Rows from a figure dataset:

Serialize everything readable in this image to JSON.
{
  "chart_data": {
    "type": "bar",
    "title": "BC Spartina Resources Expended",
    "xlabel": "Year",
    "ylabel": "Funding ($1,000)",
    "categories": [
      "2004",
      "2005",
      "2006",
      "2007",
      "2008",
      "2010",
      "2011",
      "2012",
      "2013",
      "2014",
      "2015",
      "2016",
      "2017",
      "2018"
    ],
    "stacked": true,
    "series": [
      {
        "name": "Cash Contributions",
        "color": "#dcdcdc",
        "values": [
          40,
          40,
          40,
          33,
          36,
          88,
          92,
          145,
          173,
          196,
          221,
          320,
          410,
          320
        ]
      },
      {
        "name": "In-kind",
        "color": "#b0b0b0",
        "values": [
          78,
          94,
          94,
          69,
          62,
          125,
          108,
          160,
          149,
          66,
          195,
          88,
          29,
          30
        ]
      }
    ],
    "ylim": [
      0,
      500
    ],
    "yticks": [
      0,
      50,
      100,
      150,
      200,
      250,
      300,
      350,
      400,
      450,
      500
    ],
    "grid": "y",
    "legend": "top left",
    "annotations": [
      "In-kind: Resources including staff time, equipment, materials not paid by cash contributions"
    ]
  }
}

- **Goal of the exercise**:
Send back every record, precisely as written.

- **Complete response**:
Serialize everything readable in this image to JSON.
{
  "chart_data": {
    "type": "bar",
    "title": "BC Spartina Resources Expended",
    "xlabel": "Year",
    "ylabel": "Funding ($1,000)",
    "categories": [
      "2004",
      "2005",
      "2006",
      "2007",
      "2008",
      "2010",
      "2011",
      "2012",
      "2013",
      "2014",
      "2015",
      "2016",
      "2017",
      "2018"
    ],
    "stacked": true,
    "series": [
      {
        "name": "Cash Contributions",
        "color": "#dcdcdc",
        "values": [
          40,
          40,
          40,
          33,
          36,
          88,
          92,
          145,
          173,
          196,
          221,
          320,
          410,
          320
        ]
      },
      {
        "name": "In-kind",
        "color": "#b0b0b0",
        "values": [
          78,
          94,
          94,
          69,
          62,
          125,
          108,
          160,
          149,
          66,
          195,
          88,
          29,
          30
        ]
      }
    ],
    "ylim": [
      0,
      500
    ],
    "yticks": [
      0,
      50,
      100,
      150,
      200,
      250,
      300,
      350,
      400,
      450,
      500
    ],
    "grid": "y",
    "legend": "top left",
    "annotations": [
      "In-kind: Resources including staff time, equipment, materials not paid by cash contributions"
    ]
  }
}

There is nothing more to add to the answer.